Print the stretch of the article on La Leyenda de La Llorona from "Meanwhile, at Isla" through "find La Llorona.", word for word.

=== Given text ===

Meanwhile, at Isla de las Muñecas (Doll's Island), Andres is tangled in vines. After a lot of screaming, he is rescued from the puppets by Alebrije, who was all covered in green slime after falling in the lake and mistaken for a monster. Andres and Alebrije free an old man from a cursed hand puppet named Pecas, who was animated by the tears of La Llorona, who had previously cried at the creek and had been forcing the old man to make puppets for her. The old man thanks them and tells them where to find La Llorona.

Leo San Juan asks Teodora to help him seek La Llorona and distract her while he looks for the old church where Yoltzin's kids were buried. Leo goes into a sunken church, and inside he finds Kika and other kids sleeping. He sees that La Llorona has been taking care of them and that they were unharmed. He runs deep down in the church until he finds the church's crypt and searches for Ollin and Tonatiuh's graves. He finds a broken part of the kids' graves when he's looking for his dropped necklace (with a picture of his deceased mother inside) and puts it back into the grave, fixing it. Kika angers La Llorona, telling her to let the other kids go, and she almost has her soul taken by La Llorona but Leo saves her. La Llorona grabs Leo and starts taking his soul, causing him to pass out, then captures his friends by animating vines that had overtaken the sunken church. When she is about to hurt them, Leo calls out to her and shows her child's name in the grave. When La Llorona sees their names, she begins to see the unconscious Leo and Kika as her children, dead. Overcome with guilt, she collapses to her knees and cries. However, all the tombstones begin to glow and Ollin and Tonatiuh appear. She is reunited with her kids and thanks Leo for his help. Leo sees his mother one last time while he is unconscious. Soon, all of them (except Leo) depart from the living world and go to the world of the dead. Other kidnapped children wake up including Beto. Back in the village Leo and his friends say farewell to the villagers, then get ready to go back to their hometown when Padre Godofredo's ghost appears and urges them to help another town in distress. He explains that Xochitl, a friend of theirs, who had also helped them before, was taken captive by mummies in Guanajuato. They then sail off to Guanajuato in order to save her.

==Box office==
This film opened at #4, earning $8.3 million pesos (USD$0.6 million) at the Mexican box office. It grossed a total of $55.4 million pesos.

==Reception==
The film has received a favorable review. Renee Schonfeld of Common Sense Media gave it 3 out of 5 stars, and wrote, "Filled with wonderfully inventive animation, witty dialogue, and rich characterizations, La Leyenda de La Llorona is a treat for kids who read well enough to manage the subtitles, and who won't be upset by the legend of a dead woman who believes she is responsible for the death of her young children. There are scares, laughs, and, underlying all, a soothing premise -- that a mother's love is 'a boundless and most precious gift protecting children in this world and the next.' This is a good movie to share as a family and might be a good subtitle starter movie." In IMDb the movie had a score of 6.1.

==Sequels==
The film is followed by La Leyenda de las Momias, released on 30 October 2014, La Leyenda del Chupacabras, released in the United States on October 14, 2016, and La Leyenda del Charro Negro, released on 19 January 2018.

==See also==
- The Curse of La Llorona - Another film adaptation of the "Llorona" figure directed by James Wan.

=== Data listing ===

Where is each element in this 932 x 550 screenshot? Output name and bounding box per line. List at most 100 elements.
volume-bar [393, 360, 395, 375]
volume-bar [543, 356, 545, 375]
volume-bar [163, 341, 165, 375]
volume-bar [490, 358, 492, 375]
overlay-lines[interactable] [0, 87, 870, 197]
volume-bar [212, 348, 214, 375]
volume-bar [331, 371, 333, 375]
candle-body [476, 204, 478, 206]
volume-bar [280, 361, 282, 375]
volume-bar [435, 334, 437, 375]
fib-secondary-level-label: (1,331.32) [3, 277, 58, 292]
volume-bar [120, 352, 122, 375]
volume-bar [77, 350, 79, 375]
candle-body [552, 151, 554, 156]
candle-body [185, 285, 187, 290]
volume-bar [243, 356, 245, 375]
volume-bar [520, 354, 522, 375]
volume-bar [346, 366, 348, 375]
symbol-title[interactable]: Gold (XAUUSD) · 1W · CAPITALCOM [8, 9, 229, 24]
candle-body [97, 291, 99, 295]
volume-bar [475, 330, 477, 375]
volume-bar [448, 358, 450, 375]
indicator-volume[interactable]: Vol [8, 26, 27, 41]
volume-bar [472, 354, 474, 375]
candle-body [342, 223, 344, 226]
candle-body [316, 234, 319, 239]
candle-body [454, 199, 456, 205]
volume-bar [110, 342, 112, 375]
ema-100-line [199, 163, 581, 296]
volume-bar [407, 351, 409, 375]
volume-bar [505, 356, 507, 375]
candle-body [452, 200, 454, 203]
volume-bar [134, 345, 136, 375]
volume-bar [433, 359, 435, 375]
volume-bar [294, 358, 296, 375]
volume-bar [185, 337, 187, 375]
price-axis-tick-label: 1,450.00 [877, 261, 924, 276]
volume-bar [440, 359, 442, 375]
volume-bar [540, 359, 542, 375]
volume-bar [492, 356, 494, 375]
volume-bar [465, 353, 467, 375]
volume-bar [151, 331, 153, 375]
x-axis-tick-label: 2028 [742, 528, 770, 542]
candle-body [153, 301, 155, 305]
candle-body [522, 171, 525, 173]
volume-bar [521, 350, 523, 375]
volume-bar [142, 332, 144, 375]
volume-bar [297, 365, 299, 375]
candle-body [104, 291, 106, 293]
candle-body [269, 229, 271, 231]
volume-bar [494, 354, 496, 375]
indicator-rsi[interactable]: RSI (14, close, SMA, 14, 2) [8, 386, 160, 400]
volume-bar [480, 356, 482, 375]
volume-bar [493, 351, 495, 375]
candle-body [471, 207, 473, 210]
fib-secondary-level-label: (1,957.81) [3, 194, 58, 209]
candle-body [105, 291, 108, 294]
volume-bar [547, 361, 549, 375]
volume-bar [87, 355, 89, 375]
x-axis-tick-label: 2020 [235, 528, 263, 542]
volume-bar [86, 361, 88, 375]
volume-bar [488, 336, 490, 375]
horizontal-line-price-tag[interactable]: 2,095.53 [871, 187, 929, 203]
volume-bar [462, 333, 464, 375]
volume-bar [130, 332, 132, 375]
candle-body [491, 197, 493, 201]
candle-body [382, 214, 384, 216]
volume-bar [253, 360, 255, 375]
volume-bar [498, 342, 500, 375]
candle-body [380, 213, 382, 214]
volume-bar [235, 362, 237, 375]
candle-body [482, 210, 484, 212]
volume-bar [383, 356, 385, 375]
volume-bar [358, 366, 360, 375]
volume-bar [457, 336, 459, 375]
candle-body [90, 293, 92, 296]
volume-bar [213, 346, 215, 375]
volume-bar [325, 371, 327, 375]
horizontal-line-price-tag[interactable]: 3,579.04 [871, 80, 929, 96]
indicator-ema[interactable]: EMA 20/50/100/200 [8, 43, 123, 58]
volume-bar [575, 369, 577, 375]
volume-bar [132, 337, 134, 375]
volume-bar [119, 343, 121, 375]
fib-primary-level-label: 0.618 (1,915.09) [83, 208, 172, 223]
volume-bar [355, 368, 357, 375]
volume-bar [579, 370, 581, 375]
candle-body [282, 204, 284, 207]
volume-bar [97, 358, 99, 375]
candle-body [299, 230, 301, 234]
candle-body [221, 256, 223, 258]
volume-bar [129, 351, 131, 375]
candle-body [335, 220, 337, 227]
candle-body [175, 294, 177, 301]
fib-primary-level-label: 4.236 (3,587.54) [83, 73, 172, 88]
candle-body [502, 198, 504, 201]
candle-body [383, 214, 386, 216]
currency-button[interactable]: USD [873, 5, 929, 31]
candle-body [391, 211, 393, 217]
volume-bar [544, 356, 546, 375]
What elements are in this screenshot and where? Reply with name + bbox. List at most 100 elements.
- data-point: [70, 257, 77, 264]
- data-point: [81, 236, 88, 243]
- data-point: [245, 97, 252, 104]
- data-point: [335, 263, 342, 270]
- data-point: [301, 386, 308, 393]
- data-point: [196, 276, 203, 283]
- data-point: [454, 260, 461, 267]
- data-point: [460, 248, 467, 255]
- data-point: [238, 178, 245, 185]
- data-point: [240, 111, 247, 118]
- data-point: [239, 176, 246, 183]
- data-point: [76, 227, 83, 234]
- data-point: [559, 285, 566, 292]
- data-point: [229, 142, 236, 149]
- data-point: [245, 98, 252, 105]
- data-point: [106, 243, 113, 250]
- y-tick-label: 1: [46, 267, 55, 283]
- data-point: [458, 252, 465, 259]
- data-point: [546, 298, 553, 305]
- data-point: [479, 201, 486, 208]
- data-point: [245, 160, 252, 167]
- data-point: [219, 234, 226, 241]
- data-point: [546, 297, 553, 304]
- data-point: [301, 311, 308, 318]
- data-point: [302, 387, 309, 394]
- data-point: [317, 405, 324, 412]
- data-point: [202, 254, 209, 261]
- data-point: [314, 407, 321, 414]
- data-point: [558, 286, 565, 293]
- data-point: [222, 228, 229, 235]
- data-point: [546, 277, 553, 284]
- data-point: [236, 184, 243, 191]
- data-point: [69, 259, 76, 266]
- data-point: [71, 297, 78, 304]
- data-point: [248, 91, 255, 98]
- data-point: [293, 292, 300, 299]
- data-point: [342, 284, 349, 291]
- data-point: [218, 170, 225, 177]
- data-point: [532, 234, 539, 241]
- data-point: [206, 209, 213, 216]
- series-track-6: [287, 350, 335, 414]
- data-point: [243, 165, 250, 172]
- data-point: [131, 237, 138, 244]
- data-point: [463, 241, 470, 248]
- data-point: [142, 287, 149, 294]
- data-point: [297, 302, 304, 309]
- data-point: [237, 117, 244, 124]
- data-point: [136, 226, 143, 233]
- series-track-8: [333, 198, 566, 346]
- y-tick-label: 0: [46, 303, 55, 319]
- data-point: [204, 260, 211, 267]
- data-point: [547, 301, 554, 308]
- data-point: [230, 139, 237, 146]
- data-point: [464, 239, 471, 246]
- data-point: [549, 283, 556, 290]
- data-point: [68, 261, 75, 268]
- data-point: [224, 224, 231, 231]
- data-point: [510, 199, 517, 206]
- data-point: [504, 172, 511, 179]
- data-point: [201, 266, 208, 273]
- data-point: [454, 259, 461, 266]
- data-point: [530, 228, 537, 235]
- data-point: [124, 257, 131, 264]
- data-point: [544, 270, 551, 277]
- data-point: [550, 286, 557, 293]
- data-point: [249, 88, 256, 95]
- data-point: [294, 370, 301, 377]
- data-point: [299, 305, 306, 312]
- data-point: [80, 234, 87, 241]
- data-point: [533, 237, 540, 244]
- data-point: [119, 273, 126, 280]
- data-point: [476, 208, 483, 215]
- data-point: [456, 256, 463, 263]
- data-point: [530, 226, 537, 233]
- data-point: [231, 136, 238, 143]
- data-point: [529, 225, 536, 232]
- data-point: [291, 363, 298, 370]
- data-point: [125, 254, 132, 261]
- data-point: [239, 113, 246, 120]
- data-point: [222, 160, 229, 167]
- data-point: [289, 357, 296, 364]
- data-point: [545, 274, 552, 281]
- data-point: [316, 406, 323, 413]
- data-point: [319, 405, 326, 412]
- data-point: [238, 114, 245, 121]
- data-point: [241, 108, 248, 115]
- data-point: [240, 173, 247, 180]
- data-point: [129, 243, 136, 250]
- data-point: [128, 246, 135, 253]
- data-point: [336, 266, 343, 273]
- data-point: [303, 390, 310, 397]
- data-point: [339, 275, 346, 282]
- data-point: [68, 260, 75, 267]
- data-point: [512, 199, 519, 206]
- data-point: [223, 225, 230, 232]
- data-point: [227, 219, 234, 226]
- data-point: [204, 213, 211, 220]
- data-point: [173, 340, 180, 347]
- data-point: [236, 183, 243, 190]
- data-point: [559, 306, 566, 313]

===

§ Solution
Meanwhile, at Isla de las Muñecas (Doll's Island), Andres is tangled in vines. After a lot of screaming, he is rescued from the puppets by Alebrije, who was all covered in green slime after falling in the lake and mistaken for a monster. Andres and Alebrije free an old man from a cursed hand puppet named Pecas, who was animated by the tears of La Llorona, who had previously cried at the creek and had been forcing the old man to make puppets for her. The old man thanks them and tells them where to find La Llorona.